Exercise inputs:
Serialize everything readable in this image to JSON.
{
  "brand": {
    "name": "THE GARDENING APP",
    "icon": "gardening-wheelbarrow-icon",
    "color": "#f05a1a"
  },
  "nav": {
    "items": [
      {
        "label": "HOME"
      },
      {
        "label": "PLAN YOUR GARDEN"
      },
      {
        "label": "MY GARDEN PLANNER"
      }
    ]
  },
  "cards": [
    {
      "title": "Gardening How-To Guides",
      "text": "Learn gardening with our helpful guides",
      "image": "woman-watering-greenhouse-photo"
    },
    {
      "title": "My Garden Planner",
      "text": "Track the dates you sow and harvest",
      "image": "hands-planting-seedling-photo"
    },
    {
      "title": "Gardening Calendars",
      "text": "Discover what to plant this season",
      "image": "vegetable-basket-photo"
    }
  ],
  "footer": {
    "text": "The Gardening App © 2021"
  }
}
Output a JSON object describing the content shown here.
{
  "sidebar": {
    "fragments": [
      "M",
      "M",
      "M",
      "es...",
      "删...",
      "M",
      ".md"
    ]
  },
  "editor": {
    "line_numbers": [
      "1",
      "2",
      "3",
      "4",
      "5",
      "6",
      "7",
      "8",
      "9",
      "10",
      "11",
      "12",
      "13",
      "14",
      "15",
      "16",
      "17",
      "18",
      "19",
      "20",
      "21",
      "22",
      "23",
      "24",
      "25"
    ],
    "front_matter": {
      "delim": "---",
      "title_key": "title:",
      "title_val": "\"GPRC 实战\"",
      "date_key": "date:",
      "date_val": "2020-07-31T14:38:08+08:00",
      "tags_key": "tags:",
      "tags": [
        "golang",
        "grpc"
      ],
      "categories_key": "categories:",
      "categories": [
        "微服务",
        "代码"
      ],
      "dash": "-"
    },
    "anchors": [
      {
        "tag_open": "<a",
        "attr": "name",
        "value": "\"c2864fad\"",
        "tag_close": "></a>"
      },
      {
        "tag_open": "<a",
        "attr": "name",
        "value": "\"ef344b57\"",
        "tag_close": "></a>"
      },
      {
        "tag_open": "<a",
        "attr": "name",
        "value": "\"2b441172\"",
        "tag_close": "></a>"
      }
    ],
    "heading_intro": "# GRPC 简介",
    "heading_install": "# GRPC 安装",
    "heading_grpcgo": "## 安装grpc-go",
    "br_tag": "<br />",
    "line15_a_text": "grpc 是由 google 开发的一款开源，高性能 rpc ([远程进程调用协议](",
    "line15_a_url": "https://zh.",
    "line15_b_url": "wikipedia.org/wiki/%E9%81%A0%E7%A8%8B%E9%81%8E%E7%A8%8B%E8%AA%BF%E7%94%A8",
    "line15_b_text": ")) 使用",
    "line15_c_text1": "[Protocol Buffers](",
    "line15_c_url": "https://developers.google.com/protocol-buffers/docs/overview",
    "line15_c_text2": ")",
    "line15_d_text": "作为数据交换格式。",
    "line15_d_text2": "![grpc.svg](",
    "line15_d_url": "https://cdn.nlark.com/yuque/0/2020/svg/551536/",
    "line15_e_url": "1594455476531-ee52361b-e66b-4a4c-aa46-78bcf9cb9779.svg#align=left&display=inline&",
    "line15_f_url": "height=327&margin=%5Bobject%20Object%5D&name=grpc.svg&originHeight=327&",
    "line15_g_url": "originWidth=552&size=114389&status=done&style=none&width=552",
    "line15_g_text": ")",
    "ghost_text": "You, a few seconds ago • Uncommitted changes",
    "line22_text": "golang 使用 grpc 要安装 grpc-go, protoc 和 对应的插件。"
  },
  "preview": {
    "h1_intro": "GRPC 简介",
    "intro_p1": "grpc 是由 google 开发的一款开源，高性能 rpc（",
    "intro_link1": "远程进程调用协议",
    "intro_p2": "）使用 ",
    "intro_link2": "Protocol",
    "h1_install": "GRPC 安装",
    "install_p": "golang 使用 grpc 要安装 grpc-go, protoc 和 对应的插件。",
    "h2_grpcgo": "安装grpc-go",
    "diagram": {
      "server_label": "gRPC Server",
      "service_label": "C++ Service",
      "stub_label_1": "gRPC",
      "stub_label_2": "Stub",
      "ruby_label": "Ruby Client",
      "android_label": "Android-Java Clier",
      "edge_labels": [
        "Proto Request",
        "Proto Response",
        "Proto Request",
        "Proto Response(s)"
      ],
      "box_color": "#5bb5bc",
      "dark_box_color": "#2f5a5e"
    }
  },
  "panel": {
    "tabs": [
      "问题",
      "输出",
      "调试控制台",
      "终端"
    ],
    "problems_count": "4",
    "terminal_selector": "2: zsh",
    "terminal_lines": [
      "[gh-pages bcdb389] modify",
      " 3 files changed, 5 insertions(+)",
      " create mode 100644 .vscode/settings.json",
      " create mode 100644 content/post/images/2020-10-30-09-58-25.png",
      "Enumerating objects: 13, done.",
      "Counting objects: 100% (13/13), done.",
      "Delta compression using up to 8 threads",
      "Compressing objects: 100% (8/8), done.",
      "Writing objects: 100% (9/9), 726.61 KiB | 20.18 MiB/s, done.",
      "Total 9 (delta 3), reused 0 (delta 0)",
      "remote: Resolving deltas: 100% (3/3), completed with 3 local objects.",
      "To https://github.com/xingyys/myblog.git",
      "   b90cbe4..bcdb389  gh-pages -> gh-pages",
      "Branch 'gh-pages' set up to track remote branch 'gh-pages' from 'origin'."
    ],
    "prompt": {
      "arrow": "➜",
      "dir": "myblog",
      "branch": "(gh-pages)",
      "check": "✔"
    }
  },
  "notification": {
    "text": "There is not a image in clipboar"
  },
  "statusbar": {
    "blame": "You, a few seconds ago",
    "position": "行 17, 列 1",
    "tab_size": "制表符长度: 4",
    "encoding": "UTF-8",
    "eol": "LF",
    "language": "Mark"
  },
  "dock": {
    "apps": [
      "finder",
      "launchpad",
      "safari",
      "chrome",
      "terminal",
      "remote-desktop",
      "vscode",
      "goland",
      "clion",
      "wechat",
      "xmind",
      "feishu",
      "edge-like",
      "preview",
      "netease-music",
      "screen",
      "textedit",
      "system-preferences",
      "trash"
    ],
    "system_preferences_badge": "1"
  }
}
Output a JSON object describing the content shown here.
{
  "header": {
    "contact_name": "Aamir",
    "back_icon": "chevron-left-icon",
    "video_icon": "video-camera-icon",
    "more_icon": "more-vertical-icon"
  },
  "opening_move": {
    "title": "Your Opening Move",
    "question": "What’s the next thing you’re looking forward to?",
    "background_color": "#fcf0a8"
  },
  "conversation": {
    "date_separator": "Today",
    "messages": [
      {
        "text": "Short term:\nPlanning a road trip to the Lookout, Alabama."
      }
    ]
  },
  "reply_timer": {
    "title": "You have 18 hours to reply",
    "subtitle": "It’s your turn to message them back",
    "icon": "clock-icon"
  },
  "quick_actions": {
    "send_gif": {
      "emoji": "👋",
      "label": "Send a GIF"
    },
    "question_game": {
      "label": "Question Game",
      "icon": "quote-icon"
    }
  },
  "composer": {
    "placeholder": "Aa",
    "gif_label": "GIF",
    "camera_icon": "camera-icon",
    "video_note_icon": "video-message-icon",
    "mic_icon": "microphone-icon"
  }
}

What this task involves: Repeat the material in full, exactly as it stands.

Exercise solution:
Serialize everything readable in this image to JSON.
{
  "brand": {
    "name": "THE GARDENING APP",
    "icon": "gardening-wheelbarrow-icon",
    "color": "#f05a1a"
  },
  "nav": {
    "items": [
      {
        "label": "HOME"
      },
      {
        "label": "PLAN YOUR GARDEN"
      },
      {
        "label": "MY GARDEN PLANNER"
      }
    ]
  },
  "cards": [
    {
      "title": "Gardening How-To Guides",
      "text": "Learn gardening with our helpful guides",
      "image": "woman-watering-greenhouse-photo"
    },
    {
      "title": "My Garden Planner",
      "text": "Track the dates you sow and harvest",
      "image": "hands-planting-seedling-photo"
    },
    {
      "title": "Gardening Calendars",
      "text": "Discover what to plant this season",
      "image": "vegetable-basket-photo"
    }
  ],
  "footer": {
    "text": "The Gardening App © 2021"
  }
}
Output a JSON object describing the content shown here.
{
  "sidebar": {
    "fragments": [
      "M",
      "M",
      "M",
      "es...",
      "删...",
      "M",
      ".md"
    ]
  },
  "editor": {
    "line_numbers": [
      "1",
      "2",
      "3",
      "4",
      "5",
      "6",
      "7",
      "8",
      "9",
      "10",
      "11",
      "12",
      "13",
      "14",
      "15",
      "16",
      "17",
      "18",
      "19",
      "20",
      "21",
      "22",
      "23",
      "24",
      "25"
    ],
    "front_matter": {
      "delim": "---",
      "title_key": "title:",
      "title_val": "\"GPRC 实战\"",
      "date_key": "date:",
      "date_val": "2020-07-31T14:38:08+08:00",
      "tags_key": "tags:",
      "tags": [
        "golang",
        "grpc"
      ],
      "categories_key": "categories:",
      "categories": [
        "微服务",
        "代码"
      ],
      "dash": "-"
    },
    "anchors": [
      {
        "tag_open": "<a",
        "attr": "name",
        "value": "\"c2864fad\"",
        "tag_close": "></a>"
      },
      {
        "tag_open": "<a",
        "attr": "name",
        "value": "\"ef344b57\"",
        "tag_close": "></a>"
      },
      {
        "tag_open": "<a",
        "attr": "name",
        "value": "\"2b441172\"",
        "tag_close": "></a>"
      }
    ],
    "heading_intro": "# GRPC 简介",
    "heading_install": "# GRPC 安装",
    "heading_grpcgo": "## 安装grpc-go",
    "br_tag": "<br />",
    "line15_a_text": "grpc 是由 google 开发的一款开源，高性能 rpc ([远程进程调用协议](",
    "line15_a_url": "https://zh.",
    "line15_b_url": "wikipedia.org/wiki/%E9%81%A0%E7%A8%8B%E9%81%8E%E7%A8%8B%E8%AA%BF%E7%94%A8",
    "line15_b_text": ")) 使用",
    "line15_c_text1": "[Protocol Buffers](",
    "line15_c_url": "https://developers.google.com/protocol-buffers/docs/overview",
    "line15_c_text2": ")",
    "line15_d_text": "作为数据交换格式。",
    "line15_d_text2": "![grpc.svg](",
    "line15_d_url": "https://cdn.nlark.com/yuque/0/2020/svg/551536/",
    "line15_e_url": "1594455476531-ee52361b-e66b-4a4c-aa46-78bcf9cb9779.svg#align=left&display=inline&",
    "line15_f_url": "height=327&margin=%5Bobject%20Object%5D&name=grpc.svg&originHeight=327&",
    "line15_g_url": "originWidth=552&size=114389&status=done&style=none&width=552",
    "line15_g_text": ")",
    "ghost_text": "You, a few seconds ago • Uncommitted changes",
    "line22_text": "golang 使用 grpc 要安装 grpc-go, protoc 和 对应的插件。"
  },
  "preview": {
    "h1_intro": "GRPC 简介",
    "intro_p1": "grpc 是由 google 开发的一款开源，高性能 rpc（",
    "intro_link1": "远程进程调用协议",
    "intro_p2": "）使用 ",
    "intro_link2": "Protocol",
    "h1_install": "GRPC 安装",
    "install_p": "golang 使用 grpc 要安装 grpc-go, protoc 和 对应的插件。",
    "h2_grpcgo": "安装grpc-go",
    "diagram": {
      "server_label": "gRPC Server",
      "service_label": "C++ Service",
      "stub_label_1": "gRPC",
      "stub_label_2": "Stub",
      "ruby_label": "Ruby Client",
      "android_label": "Android-Java Clier",
      "edge_labels": [
        "Proto Request",
        "Proto Response",
        "Proto Request",
        "Proto Response(s)"
      ],
      "box_color": "#5bb5bc",
      "dark_box_color": "#2f5a5e"
    }
  },
  "panel": {
    "tabs": [
      "问题",
      "输出",
      "调试控制台",
      "终端"
    ],
    "problems_count": "4",
    "terminal_selector": "2: zsh",
    "terminal_lines": [
      "[gh-pages bcdb389] modify",
      " 3 files changed, 5 insertions(+)",
      " create mode 100644 .vscode/settings.json",
      " create mode 100644 content/post/images/2020-10-30-09-58-25.png",
      "Enumerating objects: 13, done.",
      "Counting objects: 100% (13/13), done.",
      "Delta compression using up to 8 threads",
      "Compressing objects: 100% (8/8), done.",
      "Writing objects: 100% (9/9), 726.61 KiB | 20.18 MiB/s, done.",
      "Total 9 (delta 3), reused 0 (delta 0)",
      "remote: Resolving deltas: 100% (3/3), completed with 3 local objects.",
      "To https://github.com/xingyys/myblog.git",
      "   b90cbe4..bcdb389  gh-pages -> gh-pages",
      "Branch 'gh-pages' set up to track remote branch 'gh-pages' from 'origin'."
    ],
    "prompt": {
      "arrow": "➜",
      "dir": "myblog",
      "branch": "(gh-pages)",
      "check": "✔"
    }
  },
  "notification": {
    "text": "There is not a image in clipboar"
  },
  "statusbar": {
    "blame": "You, a few seconds ago",
    "position": "行 17, 列 1",
    "tab_size": "制表符长度: 4",
    "encoding": "UTF-8",
    "eol": "LF",
    "language": "Mark"
  },
  "dock": {
    "apps": [
      "finder",
      "launchpad",
      "safari",
      "chrome",
      "terminal",
      "remote-desktop",
      "vscode",
      "goland",
      "clion",
      "wechat",
      "xmind",
      "feishu",
      "edge-like",
      "preview",
      "netease-music",
      "screen",
      "textedit",
      "system-preferences",
      "trash"
    ],
    "system_preferences_badge": "1"
  }
}
Output a JSON object describing the content shown here.
{
  "header": {
    "contact_name": "Aamir",
    "back_icon": "chevron-left-icon",
    "video_icon": "video-camera-icon",
    "more_icon": "more-vertical-icon"
  },
  "opening_move": {
    "title": "Your Opening Move",
    "question": "What’s the next thing you’re looking forward to?",
    "background_color": "#fcf0a8"
  },
  "conversation": {
    "date_separator": "Today",
    "messages": [
      {
        "text": "Short term:\nPlanning a road trip to the Lookout, Alabama."
      }
    ]
  },
  "reply_timer": {
    "title": "You have 18 hours to reply",
    "subtitle": "It’s your turn to message them back",
    "icon": "clock-icon"
  },
  "quick_actions": {
    "send_gif": {
      "emoji": "👋",
      "label": "Send a GIF"
    },
    "question_game": {
      "label": "Question Game",
      "icon": "quote-icon"
    }
  },
  "composer": {
    "placeholder": "Aa",
    "gif_label": "GIF",
    "camera_icon": "camera-icon",
    "video_note_icon": "video-message-icon",
    "mic_icon": "microphone-icon"
  }
}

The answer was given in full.